* _SUPPLIED DATA_
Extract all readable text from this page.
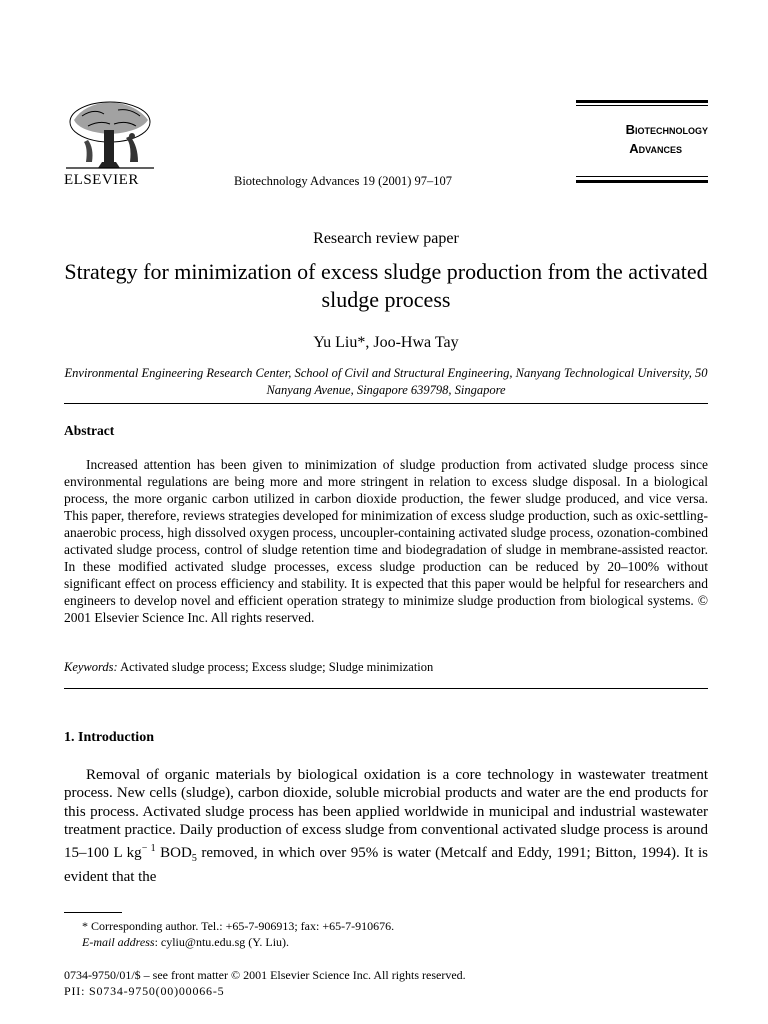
ELSEVIER	Biotechnology Advances 19 (2001) 97–107
Biotechnology
Advances
Research review paper
Strategy for minimization of excess sludge production from the activated sludge process
Yu Liu*, Joo-Hwa Tay
Environmental Engineering Research Center, School of Civil and Structural Engineering, Nanyang Technological University, 50 Nanyang Avenue, Singapore 639798, Singapore
Abstract
Increased attention has been given to minimization of sludge production from activated sludge process since environmental regulations are being more and more stringent in relation to excess sludge disposal. In a biological process, the more organic carbon utilized in carbon dioxide production, the fewer sludge produced, and vice versa. This paper, therefore, reviews strategies developed for minimization of excess sludge production, such as oxic-settling-anaerobic process, high dissolved oxygen process, uncoupler-containing activated sludge process, ozonation-combined activated sludge process, control of sludge retention time and biodegradation of sludge in membrane-assisted reactor. In these modified activated sludge processes, excess sludge production can be reduced by 20–100% without significant effect on process efficiency and stability. It is expected that this paper would be helpful for researchers and engineers to develop novel and efficient operation strategy to minimize sludge production from biological systems. © 2001 Elsevier Science Inc. All rights reserved.
Keywords: Activated sludge process; Excess sludge; Sludge minimization
1. Introduction
Removal of organic materials by biological oxidation is a core technology in wastewater treatment process. New cells (sludge), carbon dioxide, soluble microbial products and water are the end products for this process. Activated sludge process has been applied worldwide in municipal and industrial wastewater treatment practice. Daily production of excess sludge from conventional activated sludge process is around 15–100 L $kg^{- 1}$ $BOD_5$ removed, in which over 95% is water (Metcalf and Eddy, 1991; Bitton, 1994). It is evident that the
* Corresponding author. Tel.: +65-7-906913; fax: +65-7-910676.
E-mail address: cyliu@ntu.edu.sg (Y. Liu).
0734-9750/01/$ – see front matter © 2001 Elsevier Science Inc. All rights reserved.
PII: S0734-9750(00)00066-5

* _DIRECTIONS FOR THIS TASK_
List, from the entries above, every line in which the word "been" shows up.

* _RESPONSE AREA_
Increased attention has been given to minimization of sludge production from activated sludge process since environmental regulations are being more and more stringent in relation to excess sludge disposal. In a biological process, the more organic carbon utilized in carbon dioxide production, the fewer sludge produced, and vice versa. This paper, therefore, reviews strategies developed for minimization of excess sludge production, such as oxic-settling-anaerobic process, high dissolved oxygen process, uncoupler-containing activated sludge process, ozonation-combined activated sludge process, control of sludge retention time and biodegradation of sludge in membrane-assisted reactor. In these modified activated sludge processes, excess sludge production can be reduced by 20–100% without significant effect on process efficiency and stability. It is expected that this paper would be helpful for researchers and engineers to develop novel and efficient operation strategy to minimize sludge production from biological systems. © 2001 Elsevier Science Inc. All rights reserved.
Removal of organic materials by biological oxidation is a core technology in wastewater treatment process. New cells (sludge), carbon dioxide, soluble microbial products and water are the end products for this process. Activated sludge process has been applied worldwide in municipal and industrial wastewater treatment practice. Daily production of excess sludge from conventional activated sludge process is around 15–100 L $kg^{- 1}$ $BOD_5$ removed, in which over 95% is water (Metcalf and Eddy, 1991; Bitton, 1994). It is evident that the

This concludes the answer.